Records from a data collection
- - -

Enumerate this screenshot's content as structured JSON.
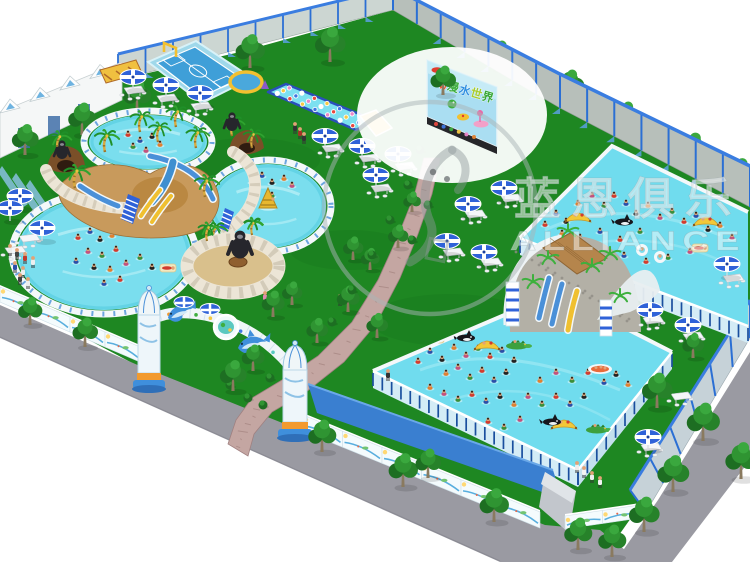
{
  "title": "Inflatable water park 3D plan render",
  "billboard": {
    "text": "动漫水世界",
    "char_colors": [
      "#f4502e",
      "#3fae3f",
      "#2f8fe0",
      "#a7cc2f",
      "#37a837"
    ]
  },
  "watermark": {
    "chinese": "蓝恩俱乐",
    "english": "ALLIANCE"
  },
  "colors": {
    "grass": "#1e8722",
    "water": "#70dcee",
    "water_rim": "#f4f8fa",
    "road": "#9a9aa2",
    "path": "#c4a6a2",
    "roof_blue": "#3a7fd0",
    "umbrella_blue": "#2f62d8",
    "goal_yellow": "#f2c030",
    "tree_dark": "#1d6e22",
    "tree_light": "#2f9432",
    "wall_grey": "#b7bfba",
    "frame_blue": "#1a4f9e",
    "slide_tan": "#c89a5c"
  },
  "scene": {
    "trees_top_outside": [
      [
        500,
        70,
        1.0
      ],
      [
        570,
        102,
        1.1
      ],
      [
        626,
        134,
        1.1
      ],
      [
        693,
        168,
        1.2
      ],
      [
        740,
        192,
        1.15
      ]
    ],
    "trees_top_inside": [
      [
        330,
        62,
        1.2
      ],
      [
        250,
        68,
        1.15
      ],
      [
        197,
        90,
        1.15
      ],
      [
        137,
        112,
        1.1
      ],
      [
        82,
        135,
        1.1
      ],
      [
        25,
        155,
        1.05
      ]
    ],
    "tree_mid": [
      [
        443,
        95,
        1.0
      ]
    ],
    "trees_inside": [
      [
        273,
        317,
        0.9
      ],
      [
        292,
        305,
        0.8
      ],
      [
        317,
        343,
        0.85
      ],
      [
        348,
        312,
        0.9
      ],
      [
        353,
        260,
        0.8
      ],
      [
        370,
        270,
        0.75
      ],
      [
        377,
        338,
        0.85
      ],
      [
        398,
        248,
        0.8
      ],
      [
        412,
        212,
        0.7
      ],
      [
        693,
        358,
        0.85
      ]
    ],
    "trees_bottom_outside": [
      [
        30,
        325,
        0.95
      ],
      [
        85,
        347,
        1.0
      ],
      [
        233,
        391,
        1.05
      ],
      [
        253,
        371,
        0.9
      ],
      [
        322,
        452,
        1.1
      ],
      [
        403,
        487,
        1.15
      ],
      [
        428,
        478,
        1.0
      ],
      [
        494,
        522,
        1.15
      ],
      [
        578,
        550,
        1.1
      ]
    ],
    "trees_road_right": [
      [
        657,
        408,
        1.2
      ],
      [
        703,
        441,
        1.3
      ],
      [
        741,
        479,
        1.25
      ],
      [
        673,
        492,
        1.25
      ],
      [
        644,
        532,
        1.2
      ],
      [
        612,
        557,
        1.1
      ]
    ],
    "palms": [
      [
        75,
        188,
        1.0
      ],
      [
        58,
        152,
        0.9
      ],
      [
        105,
        152,
        0.95
      ],
      [
        140,
        132,
        0.9
      ],
      [
        158,
        142,
        0.85
      ],
      [
        176,
        127,
        0.9
      ],
      [
        196,
        148,
        0.9
      ],
      [
        205,
        197,
        0.95
      ],
      [
        214,
        243,
        0.9
      ],
      [
        232,
        136,
        0.85
      ],
      [
        252,
        148,
        0.8
      ],
      [
        207,
        241,
        0.8
      ],
      [
        252,
        235,
        0.75
      ]
    ],
    "gorillas": [
      [
        62,
        152,
        1.0
      ],
      [
        232,
        124,
        1.0
      ],
      [
        240,
        248,
        1.5
      ]
    ],
    "umbrellas": [
      [
        133,
        77
      ],
      [
        166,
        85
      ],
      [
        200,
        93
      ],
      [
        325,
        136
      ],
      [
        20,
        196
      ],
      [
        10,
        208
      ],
      [
        42,
        228
      ],
      [
        362,
        146
      ],
      [
        398,
        154
      ],
      [
        376,
        175
      ],
      [
        504,
        188
      ],
      [
        468,
        204
      ],
      [
        447,
        241
      ],
      [
        484,
        252
      ],
      [
        727,
        264
      ],
      [
        650,
        310
      ],
      [
        688,
        325
      ],
      [
        648,
        437
      ]
    ],
    "tables": [
      [
        133,
        92
      ],
      [
        166,
        100
      ],
      [
        200,
        108
      ],
      [
        331,
        150
      ],
      [
        28,
        240
      ],
      [
        14,
        252
      ],
      [
        368,
        160
      ],
      [
        404,
        168
      ],
      [
        380,
        190
      ],
      [
        510,
        200
      ],
      [
        474,
        216
      ],
      [
        452,
        254
      ],
      [
        490,
        264
      ],
      [
        732,
        280
      ],
      [
        652,
        322
      ],
      [
        692,
        338
      ],
      [
        650,
        449
      ],
      [
        680,
        398
      ]
    ],
    "bushes": [
      [
        420,
        150
      ],
      [
        408,
        185
      ],
      [
        390,
        220
      ],
      [
        372,
        255
      ],
      [
        352,
        290
      ],
      [
        332,
        322
      ],
      [
        300,
        352
      ],
      [
        270,
        378
      ],
      [
        248,
        398
      ],
      [
        440,
        170
      ],
      [
        428,
        205
      ],
      [
        412,
        240
      ],
      [
        230,
        385
      ],
      [
        263,
        405
      ]
    ],
    "people": [
      [
        295,
        134,
        "#333333"
      ],
      [
        300,
        139,
        "#a33327"
      ],
      [
        304,
        144,
        "#333333"
      ],
      [
        265,
        303,
        "#e08bb0"
      ],
      [
        340,
        306,
        "#c0392b"
      ],
      [
        10,
        256,
        "#eeeeee"
      ],
      [
        17,
        260,
        "#444444"
      ],
      [
        25,
        264,
        "#c0392b"
      ],
      [
        33,
        268,
        "#eeeeee"
      ],
      [
        15,
        273,
        "#2b4fa8"
      ],
      [
        23,
        278,
        "#eeeeee"
      ],
      [
        20,
        285,
        "#444444"
      ],
      [
        28,
        289,
        "#eeeeee"
      ],
      [
        577,
        473,
        "#eeeeee"
      ],
      [
        584,
        478,
        "#f4f4f4"
      ],
      [
        592,
        483,
        "#eeeeee"
      ],
      [
        600,
        488,
        "#f4f4f4"
      ],
      [
        388,
        381,
        "#333333"
      ]
    ],
    "swimmers": {
      "pool_top": [
        128,
        135,
        140,
        141,
        152,
        137,
        160,
        145,
        146,
        151,
        133,
        147
      ],
      "pool_left": [
        78,
        238,
        90,
        232,
        100,
        240,
        112,
        236,
        88,
        252,
        102,
        256,
        116,
        250,
        76,
        262,
        94,
        268,
        110,
        270,
        126,
        264,
        140,
        258,
        120,
        280,
        104,
        284,
        152,
        268
      ],
      "pool_right": [
        252,
        182,
        262,
        176,
        272,
        183,
        284,
        179,
        292,
        186,
        272,
        196
      ],
      "pool2": [
        545,
        225,
        556,
        214,
        566,
        222,
        578,
        204,
        592,
        196,
        604,
        206,
        614,
        196,
        626,
        204,
        636,
        214,
        648,
        206,
        660,
        218,
        672,
        212,
        684,
        222,
        696,
        216,
        708,
        230,
        720,
        226,
        732,
        238,
        640,
        232,
        620,
        240,
        600,
        232,
        580,
        238,
        562,
        234,
        690,
        252,
        668,
        258,
        646,
        262,
        624,
        256,
        602,
        262
      ],
      "pool3": [
        418,
        362,
        430,
        352,
        442,
        360,
        454,
        348,
        466,
        356,
        478,
        349,
        490,
        357,
        502,
        351,
        514,
        361,
        446,
        374,
        458,
        368,
        470,
        378,
        482,
        371,
        494,
        381,
        506,
        373,
        430,
        388,
        444,
        394,
        458,
        400,
        472,
        395,
        486,
        402,
        500,
        397,
        514,
        405,
        528,
        397,
        542,
        405,
        556,
        397,
        570,
        405,
        584,
        397,
        540,
        381,
        556,
        373,
        572,
        381,
        588,
        373,
        604,
        383,
        616,
        375,
        628,
        385,
        520,
        420,
        504,
        428,
        488,
        422,
        472,
        430
      ]
    },
    "floats": {
      "pool2": [
        [
          "banana",
          578,
          219
        ],
        [
          "banana",
          706,
          223
        ],
        [
          "orca",
          624,
          222
        ],
        [
          "ring",
          642,
          250
        ],
        [
          "ring",
          660,
          257
        ],
        [
          "raft",
          700,
          248
        ]
      ],
      "pool3": [
        [
          "banana",
          487,
          347
        ],
        [
          "banana",
          564,
          426
        ],
        [
          "orca",
          466,
          338
        ],
        [
          "orca",
          552,
          422
        ],
        [
          "croc",
          517,
          346
        ],
        [
          "croc",
          597,
          430
        ],
        [
          "boat",
          600,
          369
        ],
        [
          "raft",
          436,
          339
        ]
      ],
      "pool_left": [
        [
          "raft",
          168,
          268
        ]
      ],
      "pool_right": [
        [
          "cone",
          268,
          202
        ]
      ]
    }
  }
}
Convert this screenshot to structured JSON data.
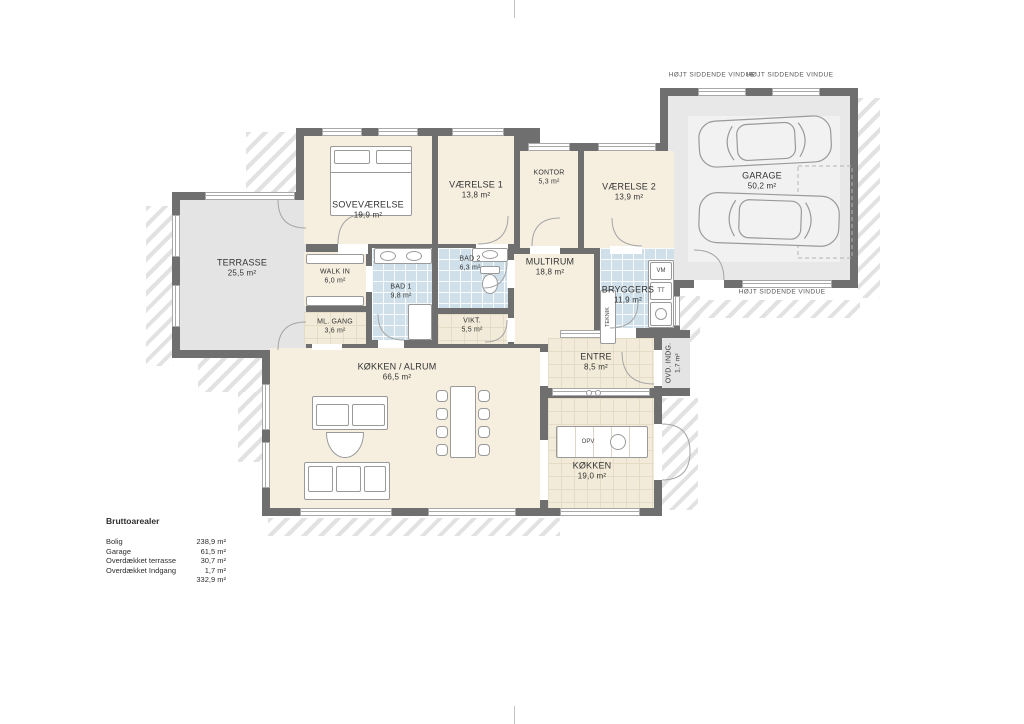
{
  "areas_table": {
    "title": "Bruttoarealer",
    "rows": [
      {
        "label": "Bolig",
        "value": "238,9 m²"
      },
      {
        "label": "Garage",
        "value": "61,5 m²"
      },
      {
        "label": "Overdækket terrasse",
        "value": "30,7 m²"
      },
      {
        "label": "Overdækket Indgang",
        "value": "1,7 m²"
      }
    ],
    "total": "332,9 m²"
  },
  "rooms": {
    "terrasse": {
      "name": "TERRASSE",
      "area": "25,5 m²"
    },
    "sovevaerelse": {
      "name": "SOVEVÆRELSE",
      "area": "19,9 m²"
    },
    "vaerelse1": {
      "name": "VÆRELSE 1",
      "area": "13,8 m²"
    },
    "kontor": {
      "name": "KONTOR",
      "area": "5,3 m²"
    },
    "vaerelse2": {
      "name": "VÆRELSE 2",
      "area": "13,9 m²"
    },
    "walkin": {
      "name": "WALK IN",
      "area": "6,0 m²"
    },
    "bad1": {
      "name": "BAD 1",
      "area": "9,8 m²"
    },
    "bad2": {
      "name": "BAD 2",
      "area": "6,3 m²"
    },
    "multirum": {
      "name": "MULTIRUM",
      "area": "18,8 m²"
    },
    "bryggers": {
      "name": "BRYGGERS",
      "area": "11,9 m²"
    },
    "mlgang": {
      "name": "ML. GANG",
      "area": "3,6 m²"
    },
    "vikt": {
      "name": "VIKT.",
      "area": "5,5 m²"
    },
    "entre": {
      "name": "ENTRE",
      "area": "8,5 m²"
    },
    "ovd_indg": {
      "name": "OVD. INDG.",
      "area": "1,7 m²"
    },
    "koekken_alrum": {
      "name": "KØKKEN / ALRUM",
      "area": "66,5 m²"
    },
    "koekken": {
      "name": "KØKKEN",
      "area": "19,0 m²"
    },
    "garage": {
      "name": "GARAGE",
      "area": "50,2 m²"
    }
  },
  "labels": {
    "hojt_siddende_vindue": "HØJT SIDDENDE VINDUE"
  },
  "appliances": {
    "vm": "VM",
    "tt": "TT",
    "opv": "OPV",
    "teknik": "TEKNIK"
  },
  "colors": {
    "wall": "#6f6f6f",
    "floor_cream": "#f6efe0",
    "floor_tile_blue": "#cfe0ea",
    "floor_gray": "#e4e4e4"
  }
}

- - -

Isolate the lines that hold the word "value" and copy all of them.

Solved exercise:
        "value": "238,9 m²"
        "value": "61,5 m²"
        "value": "30,7 m²"
        "value": "1,7 m²"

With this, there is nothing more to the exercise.